-- Records for this exercise --
-------

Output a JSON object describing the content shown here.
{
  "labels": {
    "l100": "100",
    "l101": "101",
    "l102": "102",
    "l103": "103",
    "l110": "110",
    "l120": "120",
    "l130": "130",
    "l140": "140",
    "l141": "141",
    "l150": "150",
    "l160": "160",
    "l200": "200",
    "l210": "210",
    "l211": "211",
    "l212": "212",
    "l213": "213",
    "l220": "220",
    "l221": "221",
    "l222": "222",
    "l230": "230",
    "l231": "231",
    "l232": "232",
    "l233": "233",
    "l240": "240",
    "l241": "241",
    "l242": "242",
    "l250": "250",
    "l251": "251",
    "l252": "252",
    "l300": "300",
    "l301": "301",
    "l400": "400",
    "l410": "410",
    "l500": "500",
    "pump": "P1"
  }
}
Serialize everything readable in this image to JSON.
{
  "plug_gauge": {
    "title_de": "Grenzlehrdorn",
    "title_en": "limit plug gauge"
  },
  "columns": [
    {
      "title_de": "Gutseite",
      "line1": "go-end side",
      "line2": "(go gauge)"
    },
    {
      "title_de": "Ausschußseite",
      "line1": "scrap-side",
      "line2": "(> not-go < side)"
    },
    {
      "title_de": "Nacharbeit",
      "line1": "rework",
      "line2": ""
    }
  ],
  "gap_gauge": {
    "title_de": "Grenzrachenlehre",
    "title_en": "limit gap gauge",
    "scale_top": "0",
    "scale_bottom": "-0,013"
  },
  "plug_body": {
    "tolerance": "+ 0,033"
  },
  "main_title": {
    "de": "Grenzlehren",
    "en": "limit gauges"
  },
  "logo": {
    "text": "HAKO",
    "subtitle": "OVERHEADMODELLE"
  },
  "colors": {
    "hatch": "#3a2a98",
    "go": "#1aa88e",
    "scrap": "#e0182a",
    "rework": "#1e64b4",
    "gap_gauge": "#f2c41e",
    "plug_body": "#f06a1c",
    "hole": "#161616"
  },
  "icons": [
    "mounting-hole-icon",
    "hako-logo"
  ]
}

-------

-- Exercise instructions --
Give the entries again in full, exactly as they are written.

-- Written response --
Output a JSON object describing the content shown here.
{
  "labels": {
    "l100": "100",
    "l101": "101",
    "l102": "102",
    "l103": "103",
    "l110": "110",
    "l120": "120",
    "l130": "130",
    "l140": "140",
    "l141": "141",
    "l150": "150",
    "l160": "160",
    "l200": "200",
    "l210": "210",
    "l211": "211",
    "l212": "212",
    "l213": "213",
    "l220": "220",
    "l221": "221",
    "l222": "222",
    "l230": "230",
    "l231": "231",
    "l232": "232",
    "l233": "233",
    "l240": "240",
    "l241": "241",
    "l242": "242",
    "l250": "250",
    "l251": "251",
    "l252": "252",
    "l300": "300",
    "l301": "301",
    "l400": "400",
    "l410": "410",
    "l500": "500",
    "pump": "P1"
  }
}
Serialize everything readable in this image to JSON.
{
  "plug_gauge": {
    "title_de": "Grenzlehrdorn",
    "title_en": "limit plug gauge"
  },
  "columns": [
    {
      "title_de": "Gutseite",
      "line1": "go-end side",
      "line2": "(go gauge)"
    },
    {
      "title_de": "Ausschußseite",
      "line1": "scrap-side",
      "line2": "(> not-go < side)"
    },
    {
      "title_de": "Nacharbeit",
      "line1": "rework",
      "line2": ""
    }
  ],
  "gap_gauge": {
    "title_de": "Grenzrachenlehre",
    "title_en": "limit gap gauge",
    "scale_top": "0",
    "scale_bottom": "-0,013"
  },
  "plug_body": {
    "tolerance": "+ 0,033"
  },
  "main_title": {
    "de": "Grenzlehren",
    "en": "limit gauges"
  },
  "logo": {
    "text": "HAKO",
    "subtitle": "OVERHEADMODELLE"
  },
  "colors": {
    "hatch": "#3a2a98",
    "go": "#1aa88e",
    "scrap": "#e0182a",
    "rework": "#1e64b4",
    "gap_gauge": "#f2c41e",
    "plug_body": "#f06a1c",
    "hole": "#161616"
  },
  "icons": [
    "mounting-hole-icon",
    "hako-logo"
  ]
}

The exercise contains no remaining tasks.